--- Start of Exercise inputs ---
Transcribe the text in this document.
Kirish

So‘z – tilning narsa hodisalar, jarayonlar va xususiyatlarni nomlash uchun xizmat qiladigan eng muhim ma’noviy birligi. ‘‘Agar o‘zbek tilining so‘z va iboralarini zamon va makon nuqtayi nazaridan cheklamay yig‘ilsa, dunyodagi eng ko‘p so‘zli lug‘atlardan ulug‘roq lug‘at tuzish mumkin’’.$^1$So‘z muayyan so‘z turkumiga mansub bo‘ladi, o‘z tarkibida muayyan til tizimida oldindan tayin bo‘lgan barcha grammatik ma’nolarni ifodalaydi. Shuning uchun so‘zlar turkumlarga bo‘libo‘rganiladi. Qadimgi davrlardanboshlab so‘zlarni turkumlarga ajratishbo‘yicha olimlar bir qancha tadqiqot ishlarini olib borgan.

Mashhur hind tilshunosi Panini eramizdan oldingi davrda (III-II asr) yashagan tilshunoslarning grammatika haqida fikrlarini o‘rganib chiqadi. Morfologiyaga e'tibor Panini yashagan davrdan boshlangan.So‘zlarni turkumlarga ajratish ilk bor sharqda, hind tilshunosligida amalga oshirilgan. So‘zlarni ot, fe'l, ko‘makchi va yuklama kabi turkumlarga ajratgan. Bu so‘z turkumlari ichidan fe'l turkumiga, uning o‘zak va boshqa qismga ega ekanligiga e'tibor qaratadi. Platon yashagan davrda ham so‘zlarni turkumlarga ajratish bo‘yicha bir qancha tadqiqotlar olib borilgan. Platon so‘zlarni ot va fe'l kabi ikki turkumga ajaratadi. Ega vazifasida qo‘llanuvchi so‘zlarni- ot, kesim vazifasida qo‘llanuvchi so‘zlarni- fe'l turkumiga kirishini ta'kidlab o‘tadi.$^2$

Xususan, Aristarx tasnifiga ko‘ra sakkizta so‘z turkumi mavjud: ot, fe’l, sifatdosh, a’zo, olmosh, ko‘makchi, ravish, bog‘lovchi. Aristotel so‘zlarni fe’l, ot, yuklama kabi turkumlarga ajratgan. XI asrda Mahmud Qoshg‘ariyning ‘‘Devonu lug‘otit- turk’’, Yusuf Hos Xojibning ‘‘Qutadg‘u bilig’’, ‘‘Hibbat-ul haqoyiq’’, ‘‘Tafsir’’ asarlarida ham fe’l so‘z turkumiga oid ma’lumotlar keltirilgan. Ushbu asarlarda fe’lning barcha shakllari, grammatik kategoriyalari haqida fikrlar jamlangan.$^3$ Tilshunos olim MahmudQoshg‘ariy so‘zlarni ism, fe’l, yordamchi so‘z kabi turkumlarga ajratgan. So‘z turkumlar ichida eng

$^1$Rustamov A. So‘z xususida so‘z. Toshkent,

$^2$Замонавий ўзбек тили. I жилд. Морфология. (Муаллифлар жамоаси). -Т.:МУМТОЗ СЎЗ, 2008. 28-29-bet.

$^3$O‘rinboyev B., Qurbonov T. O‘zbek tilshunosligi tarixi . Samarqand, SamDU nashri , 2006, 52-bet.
--- End of Exercise inputs ---
## Directions
Everything in the listing above should be restated exactly.

## Result for this exercise
Transcribe the text in this document.
Kirish

So‘z – tilning narsa hodisalar, jarayonlar va xususiyatlarni nomlash uchun xizmat qiladigan eng muhim ma’noviy birligi. ‘‘Agar o‘zbek tilining so‘z va iboralarini zamon va makon nuqtayi nazaridan cheklamay yig‘ilsa, dunyodagi eng ko‘p so‘zli lug‘atlardan ulug‘roq lug‘at tuzish mumkin’’.$^1$So‘z muayyan so‘z turkumiga mansub bo‘ladi, o‘z tarkibida muayyan til tizimida oldindan tayin bo‘lgan barcha grammatik ma’nolarni ifodalaydi. Shuning uchun so‘zlar turkumlarga bo‘libo‘rganiladi. Qadimgi davrlardanboshlab so‘zlarni turkumlarga ajratishbo‘yicha olimlar bir qancha tadqiqot ishlarini olib borgan.

Mashhur hind tilshunosi Panini eramizdan oldingi davrda (III-II asr) yashagan tilshunoslarning grammatika haqida fikrlarini o‘rganib chiqadi. Morfologiyaga e'tibor Panini yashagan davrdan boshlangan.So‘zlarni turkumlarga ajratish ilk bor sharqda, hind tilshunosligida amalga oshirilgan. So‘zlarni ot, fe'l, ko‘makchi va yuklama kabi turkumlarga ajratgan. Bu so‘z turkumlari ichidan fe'l turkumiga, uning o‘zak va boshqa qismga ega ekanligiga e'tibor qaratadi. Platon yashagan davrda ham so‘zlarni turkumlarga ajratish bo‘yicha bir qancha tadqiqotlar olib borilgan. Platon so‘zlarni ot va fe'l kabi ikki turkumga ajaratadi. Ega vazifasida qo‘llanuvchi so‘zlarni- ot, kesim vazifasida qo‘llanuvchi so‘zlarni- fe'l turkumiga kirishini ta'kidlab o‘tadi.$^2$

Xususan, Aristarx tasnifiga ko‘ra sakkizta so‘z turkumi mavjud: ot, fe’l, sifatdosh, a’zo, olmosh, ko‘makchi, ravish, bog‘lovchi. Aristotel so‘zlarni fe’l, ot, yuklama kabi turkumlarga ajratgan. XI asrda Mahmud Qoshg‘ariyning ‘‘Devonu lug‘otit- turk’’, Yusuf Hos Xojibning ‘‘Qutadg‘u bilig’’, ‘‘Hibbat-ul haqoyiq’’, ‘‘Tafsir’’ asarlarida ham fe’l so‘z turkumiga oid ma’lumotlar keltirilgan. Ushbu asarlarda fe’lning barcha shakllari, grammatik kategoriyalari haqida fikrlar jamlangan.$^3$ Tilshunos olim MahmudQoshg‘ariy so‘zlarni ism, fe’l, yordamchi so‘z kabi turkumlarga ajratgan. So‘z turkumlar ichida eng

$^1$Rustamov A. So‘z xususida so‘z. Toshkent,

$^2$Замонавий ўзбек тили. I жилд. Морфология. (Муаллифлар жамоаси). -Т.:МУМТОЗ СЎЗ, 2008. 28-29-bet.

$^3$O‘rinboyev B., Qurbonov T. O‘zbek tilshunosligi tarixi . Samarqand, SamDU nashri , 2006, 52-bet.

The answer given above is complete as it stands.